## Task to complete
Wherever the word "JSON" shows up in a line, please copy that line.

## Data shown
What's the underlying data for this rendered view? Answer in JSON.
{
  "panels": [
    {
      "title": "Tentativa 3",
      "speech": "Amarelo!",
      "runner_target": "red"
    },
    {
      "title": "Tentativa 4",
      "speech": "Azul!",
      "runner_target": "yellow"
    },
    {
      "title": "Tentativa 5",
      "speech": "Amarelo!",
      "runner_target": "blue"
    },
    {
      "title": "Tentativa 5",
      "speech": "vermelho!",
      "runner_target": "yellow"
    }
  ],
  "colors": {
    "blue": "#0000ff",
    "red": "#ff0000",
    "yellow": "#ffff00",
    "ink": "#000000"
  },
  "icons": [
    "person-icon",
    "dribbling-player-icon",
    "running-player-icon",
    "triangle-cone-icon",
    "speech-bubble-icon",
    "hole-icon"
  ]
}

* * *

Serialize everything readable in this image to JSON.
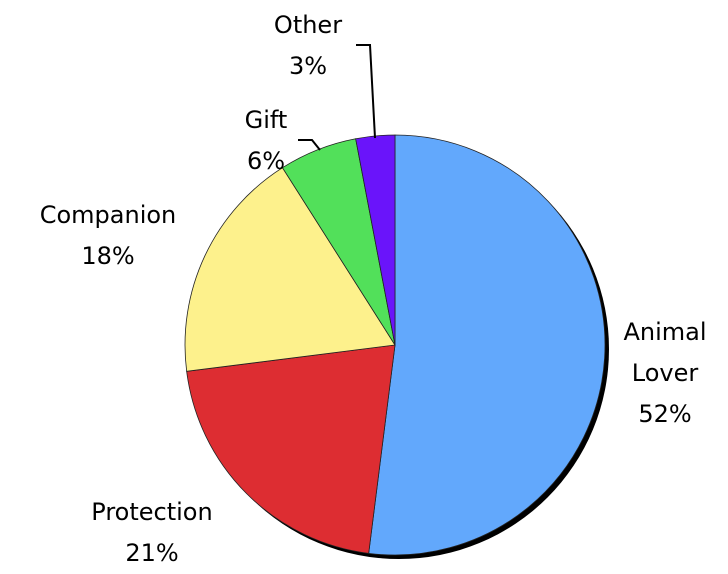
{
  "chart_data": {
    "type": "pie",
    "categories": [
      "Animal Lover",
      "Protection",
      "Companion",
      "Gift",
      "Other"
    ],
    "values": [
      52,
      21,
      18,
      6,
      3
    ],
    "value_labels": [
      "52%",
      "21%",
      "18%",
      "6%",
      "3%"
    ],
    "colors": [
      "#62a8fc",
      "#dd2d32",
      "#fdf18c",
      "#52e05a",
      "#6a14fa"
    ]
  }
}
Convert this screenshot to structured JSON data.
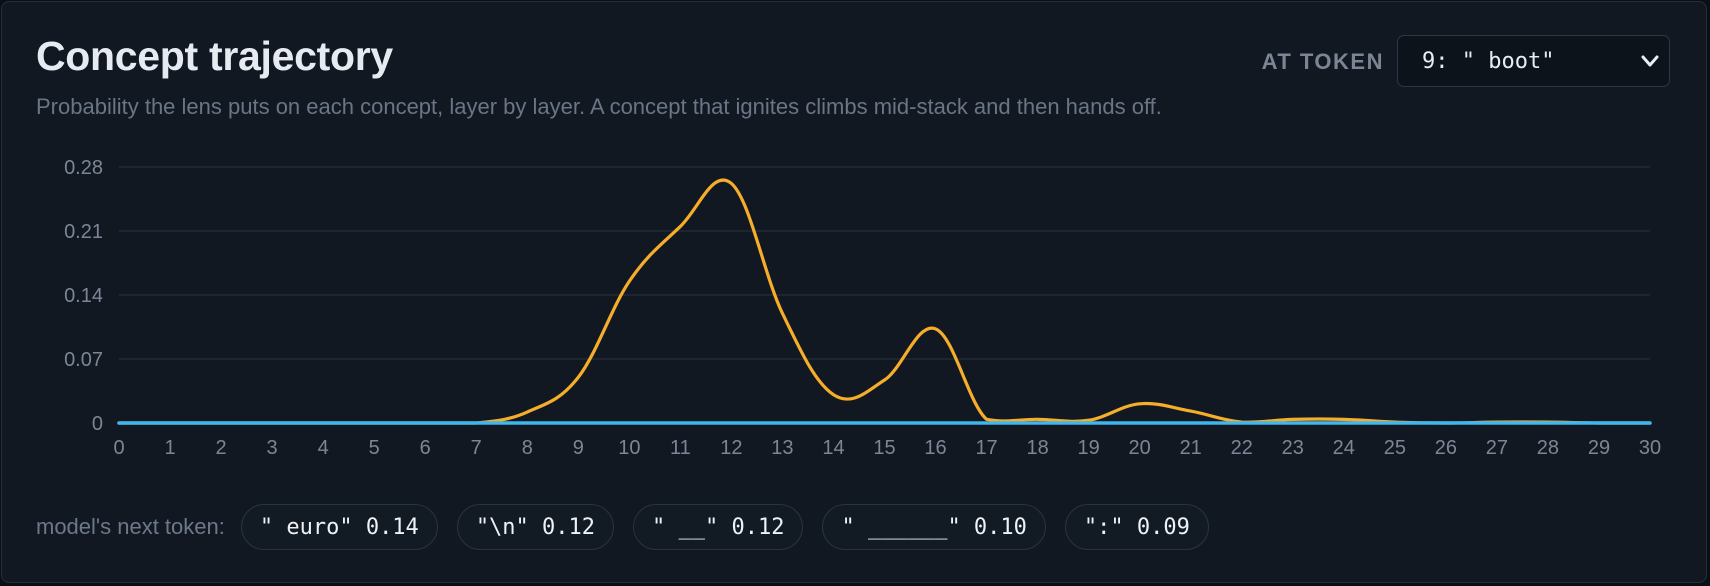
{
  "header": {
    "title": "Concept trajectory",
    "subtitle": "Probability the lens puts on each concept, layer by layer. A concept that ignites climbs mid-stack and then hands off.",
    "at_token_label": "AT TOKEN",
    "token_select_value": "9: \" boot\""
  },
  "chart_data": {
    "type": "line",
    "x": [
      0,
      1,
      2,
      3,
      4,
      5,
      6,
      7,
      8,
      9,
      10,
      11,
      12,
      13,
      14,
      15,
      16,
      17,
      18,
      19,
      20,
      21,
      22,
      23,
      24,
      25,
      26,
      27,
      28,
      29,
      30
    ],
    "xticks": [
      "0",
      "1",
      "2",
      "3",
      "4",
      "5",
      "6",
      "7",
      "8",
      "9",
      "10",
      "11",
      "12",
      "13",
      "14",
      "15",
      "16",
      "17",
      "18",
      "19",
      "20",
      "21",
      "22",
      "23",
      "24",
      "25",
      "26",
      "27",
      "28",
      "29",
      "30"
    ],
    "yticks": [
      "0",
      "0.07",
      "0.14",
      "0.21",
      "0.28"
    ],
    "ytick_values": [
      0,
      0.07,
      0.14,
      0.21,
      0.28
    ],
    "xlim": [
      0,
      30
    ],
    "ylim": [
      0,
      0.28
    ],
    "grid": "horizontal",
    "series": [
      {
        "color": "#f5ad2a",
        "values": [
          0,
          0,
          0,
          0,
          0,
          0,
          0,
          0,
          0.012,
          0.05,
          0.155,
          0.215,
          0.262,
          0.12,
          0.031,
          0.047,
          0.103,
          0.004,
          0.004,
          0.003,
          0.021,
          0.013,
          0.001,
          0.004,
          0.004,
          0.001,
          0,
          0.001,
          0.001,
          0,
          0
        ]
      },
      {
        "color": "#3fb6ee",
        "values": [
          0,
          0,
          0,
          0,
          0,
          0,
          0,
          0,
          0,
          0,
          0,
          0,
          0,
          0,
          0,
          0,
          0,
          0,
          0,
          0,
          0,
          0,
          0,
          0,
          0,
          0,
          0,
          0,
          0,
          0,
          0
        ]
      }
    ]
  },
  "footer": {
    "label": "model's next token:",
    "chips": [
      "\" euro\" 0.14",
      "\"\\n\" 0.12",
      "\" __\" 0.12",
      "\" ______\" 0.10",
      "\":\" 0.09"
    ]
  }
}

## Answer for the task
What's the underlying data for this rendered view? Answer in JSON.
Serialize everything readable in this image to JSON.
Convert this screenshot to structured JSON data.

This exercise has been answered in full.